▶ [PROBLEM REQUIREMENTS] Rewrite the entries, swapping every "bounding box" for "enclosing rectangle" and changing nothing else. Leave out the pictures.
+++ RECORD EXCERPTS
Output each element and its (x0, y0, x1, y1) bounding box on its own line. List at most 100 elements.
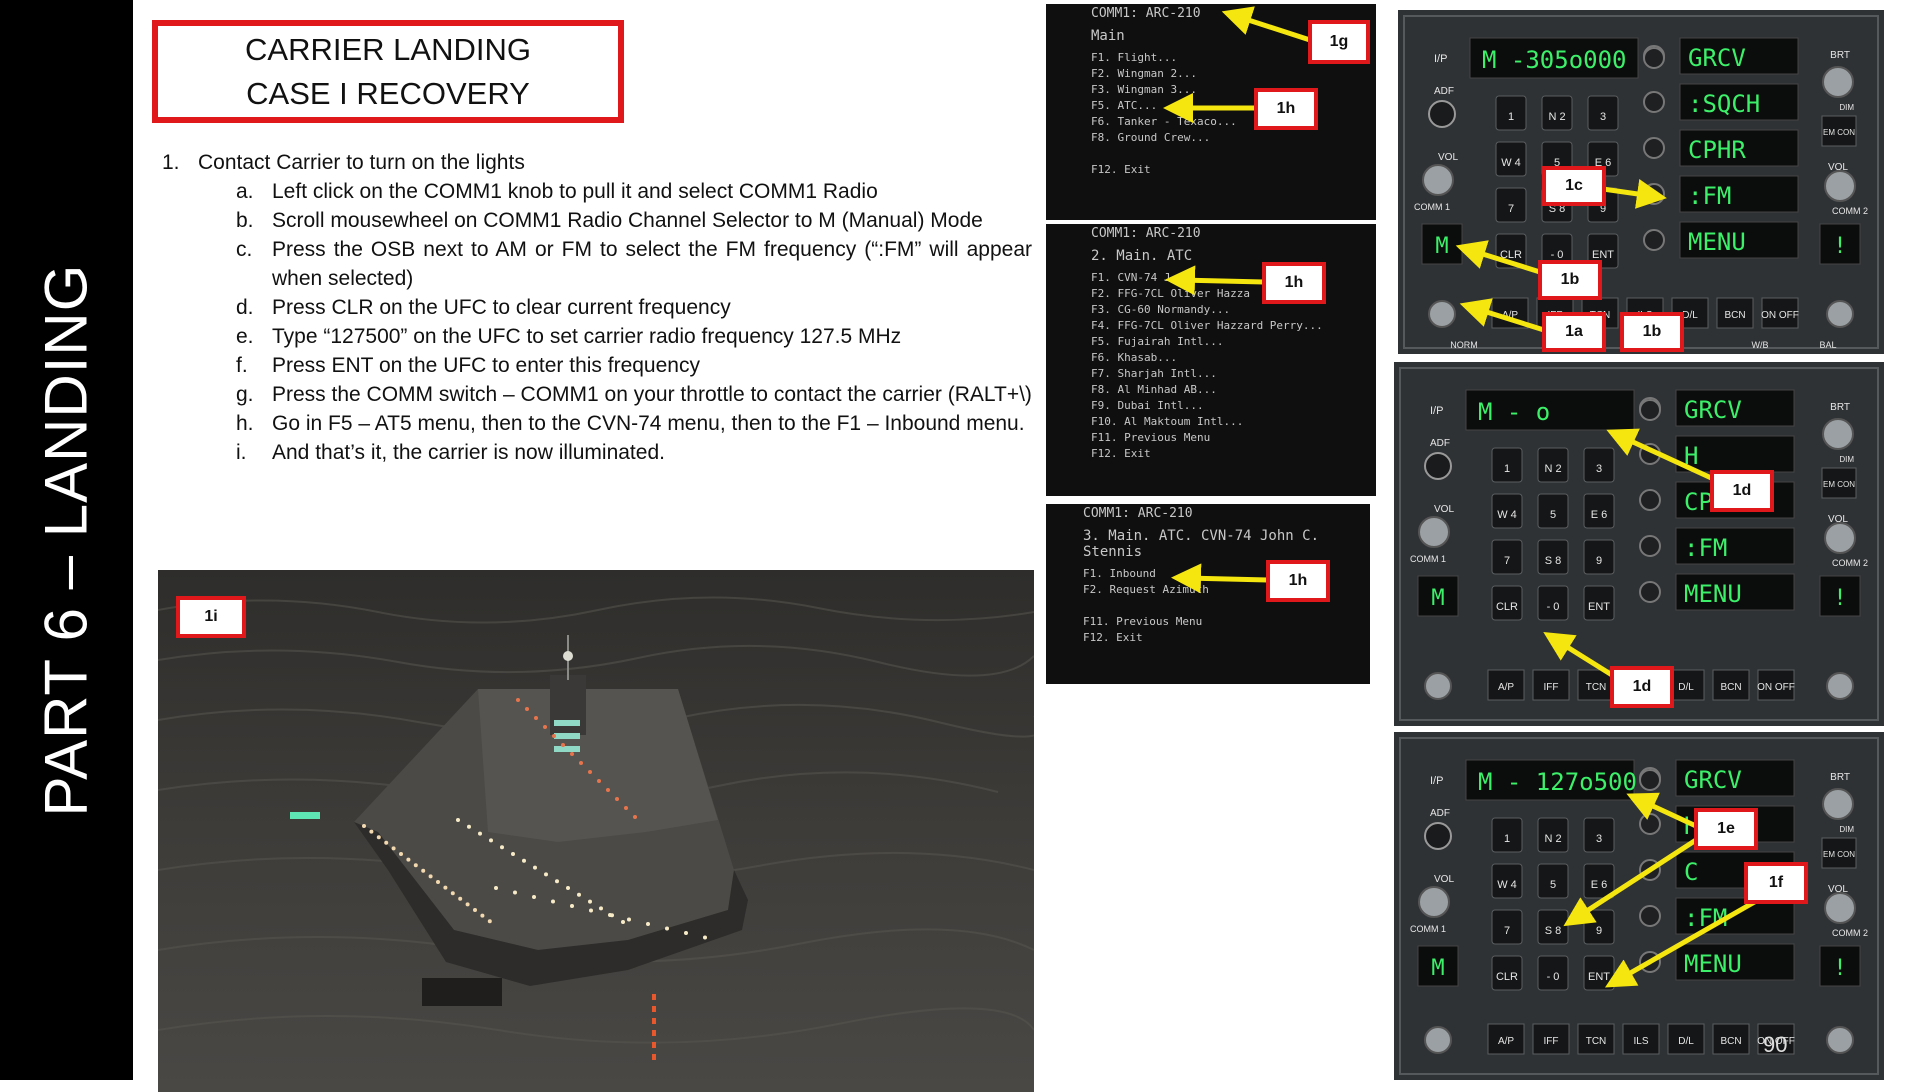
comm2-channel-text: ! (1833, 234, 1846, 259)
option-select-button[interactable] (1639, 859, 1661, 881)
keypad-key-label: 1 (1504, 833, 1510, 845)
option-select-button[interactable] (1639, 581, 1661, 603)
option-select-button[interactable] (1643, 229, 1665, 251)
substep-list: a. Left click on the COMM1 knob to pull i… (236, 177, 1032, 467)
option-select-button[interactable] (1639, 489, 1661, 511)
substep-letter: d. (236, 296, 254, 319)
keypad-key-label: - 0 (1547, 601, 1560, 613)
keypad-key-label: CLR (1500, 249, 1522, 261)
brightness-knob[interactable] (1822, 418, 1854, 450)
option-select-button[interactable] (1643, 183, 1665, 205)
title-line-1: CARRIER LANDING (245, 31, 531, 67)
callout-1f: 1f (1744, 862, 1808, 904)
option-select-button[interactable] (1639, 951, 1661, 973)
callout-1h-main: 1h (1254, 88, 1318, 130)
comm-menu-items: F1. CVN-74 J F2. FFG-7CL Oliver Hazza F3. … (1091, 270, 1376, 462)
comm1-label: COMM 1 (1410, 924, 1446, 934)
option-select-button[interactable] (1639, 905, 1661, 927)
deck-light-edge (413, 863, 418, 868)
comm2-channel-knob[interactable] (1826, 300, 1854, 328)
deck-light-red (588, 770, 592, 774)
substep-5: f. Press ENT on the UFC to enter this fre… (236, 351, 1032, 380)
substep-text: Scroll mousewheel on COMM1 Radio Channel… (272, 209, 983, 232)
title-line-2: CASE I RECOVERY (246, 75, 530, 111)
ip-label: I/P (1434, 53, 1447, 65)
comm1-channel-knob[interactable] (1424, 1026, 1452, 1054)
comm2-label: COMM 2 (1832, 558, 1868, 568)
deck-light-stern (627, 917, 631, 922)
callout-1b-left: 1b (1538, 260, 1602, 300)
ip-label: I/P (1430, 405, 1443, 417)
deck-light-stern (513, 890, 517, 895)
deck-light-edge (458, 896, 463, 901)
option-text-2: C (1684, 858, 1698, 886)
keypad-key-label: E 6 (1591, 509, 1608, 521)
function-button-label: BCN (1720, 1036, 1741, 1047)
scratchpad-text: M - 127o500 (1478, 768, 1637, 796)
deck-light-stern (570, 904, 574, 908)
deck-light-centerline (599, 906, 603, 911)
deck-light-stern (665, 926, 669, 931)
ufc-panel-3-svg: M - 127o500 GRCVHC:FMMENU1 N 2 3W 45E 67 S 8… (1394, 732, 1884, 1080)
option-select-button[interactable] (1639, 813, 1661, 835)
adf-switch[interactable] (1428, 100, 1456, 128)
step-number: 1. (162, 151, 180, 174)
comm2-channel-knob[interactable] (1826, 672, 1854, 700)
keypad-key-label: CLR (1496, 601, 1518, 613)
option-select-button[interactable] (1639, 535, 1661, 557)
deck-light-edge (406, 857, 411, 862)
comm-menu-item: F2. FFG-7CL Oliver Hazza (1091, 287, 1250, 300)
option-text-3: :FM (1684, 534, 1727, 562)
comm1-channel-knob[interactable] (1424, 672, 1452, 700)
comm-menu-item: F7. Sharjah Intl... (1091, 367, 1217, 380)
keypad-key-label: - 0 (1547, 971, 1560, 983)
deck-light-edge (436, 880, 440, 884)
deck-light-stern (532, 895, 536, 899)
comm1-volume-knob[interactable] (1418, 516, 1450, 548)
emcon-label: EM CON (1823, 480, 1855, 489)
adf-switch[interactable] (1424, 452, 1452, 480)
comm-menu-item: F4. FFG-7CL Oliver Hazzard Perry... (1091, 319, 1323, 332)
ip-button[interactable] (1639, 399, 1661, 421)
ip-button[interactable] (1639, 769, 1661, 791)
callout-1a: 1a (1542, 312, 1606, 352)
option-select-button[interactable] (1639, 443, 1661, 465)
callout-1i: 1i (176, 596, 246, 638)
keypad-key-label: S 8 (1545, 925, 1562, 937)
callout-1c: 1c (1542, 166, 1606, 206)
adf-switch[interactable] (1424, 822, 1452, 850)
function-button-label: TCN (1586, 682, 1607, 693)
comm-menu-header: COMM1: ARC-210 (1091, 226, 1201, 241)
comm1-channel-knob[interactable] (1428, 300, 1456, 328)
substep-4: e. Type “127500” on the UFC to set carrie… (236, 322, 1032, 351)
function-button-label: IFF (1544, 1036, 1559, 1047)
dim-label: DIM (1839, 103, 1854, 112)
keypad-key-label: W 4 (1501, 157, 1521, 169)
function-button-label: A/P (1498, 1036, 1514, 1047)
option-select-button[interactable] (1643, 137, 1665, 159)
brightness-knob[interactable] (1822, 66, 1854, 98)
comm2-volume-knob[interactable] (1824, 892, 1856, 924)
substep-6: g. Press the COMM switch – COMM1 on your … (236, 380, 1032, 409)
ufc-panel-3: M - 127o500 GRCV H C:FM MENU 1 N 23W 45E 67S 8… (1394, 732, 1884, 1080)
option-select-button[interactable] (1643, 91, 1665, 113)
comm1-volume-knob[interactable] (1422, 164, 1454, 196)
callout-1d-top: 1d (1710, 470, 1774, 512)
function-button-label: A/P (1502, 310, 1518, 321)
comm2-volume-knob[interactable] (1824, 170, 1856, 202)
ip-button[interactable] (1643, 47, 1665, 69)
keypad-key-label: ENT (1588, 971, 1610, 983)
substep-letter: h. (236, 412, 254, 435)
dim-label: DIM (1839, 825, 1854, 834)
deck-light-red (606, 788, 610, 792)
brightness-knob[interactable] (1822, 788, 1854, 820)
deck-light-stern (589, 908, 593, 913)
comm1-channel-text: M (1431, 586, 1444, 611)
comm2-volume-knob[interactable] (1824, 522, 1856, 554)
comm2-channel-knob[interactable] (1826, 1026, 1854, 1054)
comm-menu-item: F8. Al Minhad AB... (1091, 383, 1217, 396)
bal-label: BAL (1819, 340, 1836, 350)
comm1-volume-knob[interactable] (1418, 886, 1450, 918)
keypad-key-label: 5 (1550, 879, 1556, 891)
function-button-label: IFF (1544, 682, 1559, 693)
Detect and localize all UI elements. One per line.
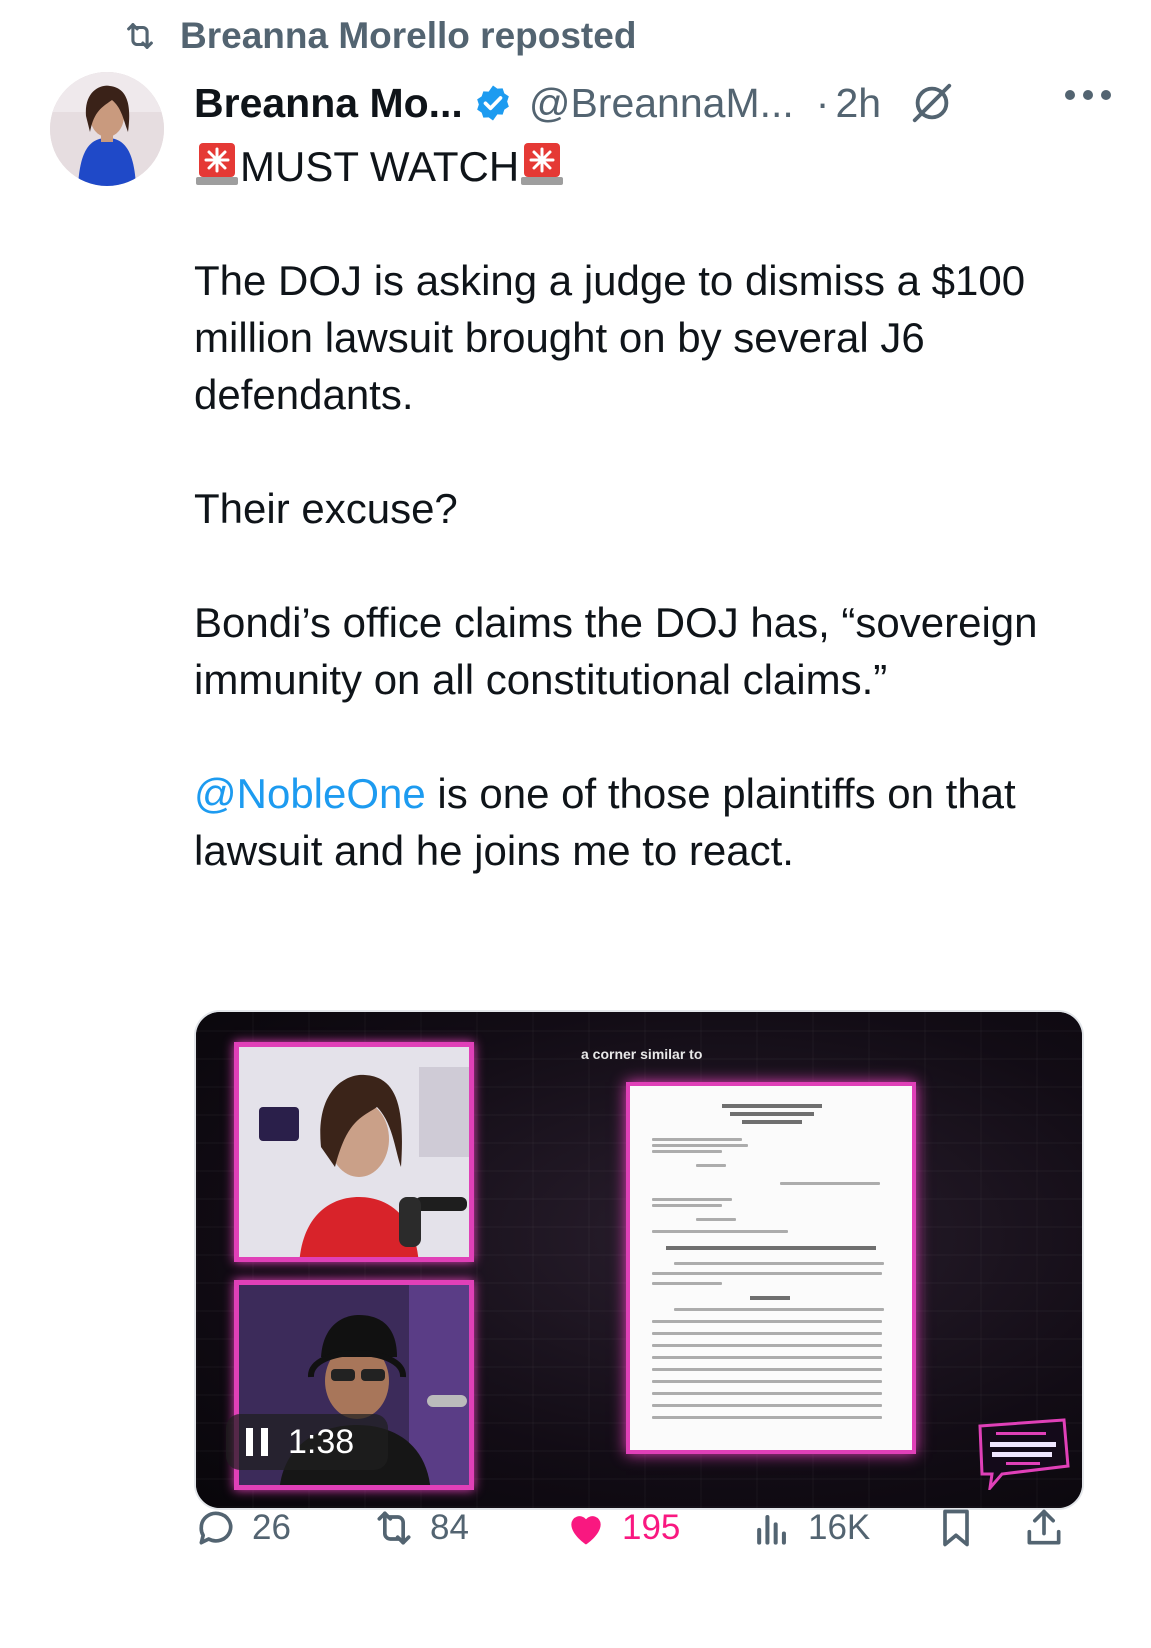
++++++
▶ [ANSWER FOR THIS EXERCISE]
Output each element and its (x0, y0, x1, y1) enclosing rectangle on its own line. List at most 100 elements.
comm2-channel-text: ! (1833, 234, 1846, 259)
option-select-button[interactable] (1639, 859, 1661, 881)
keypad-key-label: 1 (1504, 833, 1510, 845)
option-select-button[interactable] (1639, 581, 1661, 603)
option-select-button[interactable] (1643, 229, 1665, 251)
substep-list: a. Left click on the COMM1 knob to pull i… (236, 177, 1032, 467)
option-select-button[interactable] (1639, 489, 1661, 511)
substep-letter: d. (236, 296, 254, 319)
keypad-key-label: - 0 (1547, 601, 1560, 613)
keypad-key-label: CLR (1500, 249, 1522, 261)
brightness-knob[interactable] (1822, 418, 1854, 450)
option-select-button[interactable] (1643, 183, 1665, 205)
title-line-1: CARRIER LANDING (245, 31, 531, 67)
callout-1f: 1f (1744, 862, 1808, 904)
option-select-button[interactable] (1639, 951, 1661, 973)
callout-1h-main: 1h (1254, 88, 1318, 130)
comm-menu-items: F1. CVN-74 J F2. FFG-7CL Oliver Hazza F3. … (1091, 270, 1376, 462)
comm1-label: COMM 1 (1410, 924, 1446, 934)
option-select-button[interactable] (1639, 905, 1661, 927)
deck-light-edge (413, 863, 418, 868)
comm2-channel-knob[interactable] (1826, 300, 1854, 328)
deck-light-red (588, 770, 592, 774)
substep-5: f. Press ENT on the UFC to enter this fre… (236, 351, 1032, 380)
substep-text: Scroll mousewheel on COMM1 Radio Channel… (272, 209, 983, 232)
title-line-2: CASE I RECOVERY (246, 75, 530, 111)
ip-label: I/P (1434, 53, 1447, 65)
comm1-channel-knob[interactable] (1424, 1026, 1452, 1054)
comm2-label: COMM 2 (1832, 558, 1868, 568)
deck-light-stern (627, 917, 631, 922)
callout-1b-left: 1b (1538, 260, 1602, 300)
ip-label: I/P (1430, 405, 1443, 417)
deck-light-stern (513, 890, 517, 895)
deck-light-edge (458, 896, 463, 901)
option-text-2: C (1684, 858, 1698, 886)
keypad-key-label: E 6 (1591, 509, 1608, 521)
function-button-label: BCN (1720, 1036, 1741, 1047)
scratchpad-text: M - 127o500 (1478, 768, 1637, 796)
deck-light-stern (570, 904, 574, 908)
deck-light-centerline (599, 906, 603, 911)
deck-light-stern (665, 926, 669, 931)
ufc-panel-3-svg: M - 127o500 GRCVHC:FMMENU1 N 2 3W 45E 67 S 8… (1394, 732, 1884, 1080)
option-select-button[interactable] (1639, 813, 1661, 835)
adf-switch[interactable] (1428, 100, 1456, 128)
step-number: 1. (162, 151, 180, 174)
comm2-channel-knob[interactable] (1826, 672, 1854, 700)
keypad-key-label: CLR (1496, 601, 1518, 613)
option-select-button[interactable] (1639, 535, 1661, 557)
deck-light-edge (406, 857, 411, 862)
comm-menu-item: F2. FFG-7CL Oliver Hazza (1091, 287, 1250, 300)
option-text-3: :FM (1684, 534, 1727, 562)
comm1-channel-knob[interactable] (1424, 672, 1452, 700)
comm-menu-item: F7. Sharjah Intl... (1091, 367, 1217, 380)
keypad-key-label: - 0 (1547, 971, 1560, 983)
deck-light-edge (436, 880, 440, 884)
deck-light-stern (532, 895, 536, 899)
comm1-volume-knob[interactable] (1418, 516, 1450, 548)
emcon-label: EM CON (1823, 480, 1855, 489)
adf-switch[interactable] (1424, 452, 1452, 480)
comm-menu-item: F4. FFG-7CL Oliver Hazzard Perry... (1091, 319, 1323, 332)
ip-button[interactable] (1639, 399, 1661, 421)
ip-button[interactable] (1639, 769, 1661, 791)
callout-1a: 1a (1542, 312, 1606, 352)
option-select-button[interactable] (1639, 443, 1661, 465)
callout-1i: 1i (176, 596, 246, 638)
keypad-key-label: S 8 (1545, 925, 1562, 937)
callout-1c: 1c (1542, 166, 1606, 206)
adf-switch[interactable] (1424, 822, 1452, 850)
function-button-label: TCN (1586, 682, 1607, 693)
comm-menu-header: COMM1: ARC-210 (1091, 226, 1201, 241)
comm1-channel-knob[interactable] (1428, 300, 1456, 328)
substep-4: e. Type “127500” on the UFC to set carrie… (236, 322, 1032, 351)
function-button-label: IFF (1544, 1036, 1559, 1047)
dim-label: DIM (1839, 103, 1854, 112)
keypad-key-label: W 4 (1501, 157, 1521, 169)
function-button-label: A/P (1498, 1036, 1514, 1047)
option-select-button[interactable] (1643, 137, 1665, 159)
brightness-knob[interactable] (1822, 66, 1854, 98)
comm2-volume-knob[interactable] (1824, 892, 1856, 924)
substep-6: g. Press the COMM switch – COMM1 on your … (236, 380, 1032, 409)
ufc-panel-3: M - 127o500 GRCV H C:FM MENU 1 N 23W 45E 67S 8… (1394, 732, 1884, 1080)
option-select-button[interactable] (1643, 91, 1665, 113)
comm1-volume-knob[interactable] (1422, 164, 1454, 196)
callout-1d-top: 1d (1710, 470, 1774, 512)
function-button-label: A/P (1502, 310, 1518, 321)
comm2-volume-knob[interactable] (1824, 170, 1856, 202)
ip-button[interactable] (1643, 47, 1665, 69)
keypad-key-label: ENT (1588, 971, 1610, 983)
substep-letter: h. (236, 412, 254, 435)
dim-label: DIM (1839, 825, 1854, 834)
deck-light-red (606, 788, 610, 792)
brightness-knob[interactable] (1822, 788, 1854, 820)
deck-light-stern (589, 908, 593, 913)
comm1-channel-text: M (1431, 586, 1444, 611)
comm2-volume-knob[interactable] (1824, 522, 1856, 554)
comm2-channel-knob[interactable] (1826, 1026, 1854, 1054)
comm-menu-item: F8. Al Minhad AB... (1091, 383, 1217, 396)
bal-label: BAL (1819, 340, 1836, 350)
comm1-volume-knob[interactable] (1418, 886, 1450, 918)
keypad-key-label: 5 (1550, 879, 1556, 891)
function-button-label: IFF (1544, 682, 1559, 693)
Detect and localize all UI elements. One per line.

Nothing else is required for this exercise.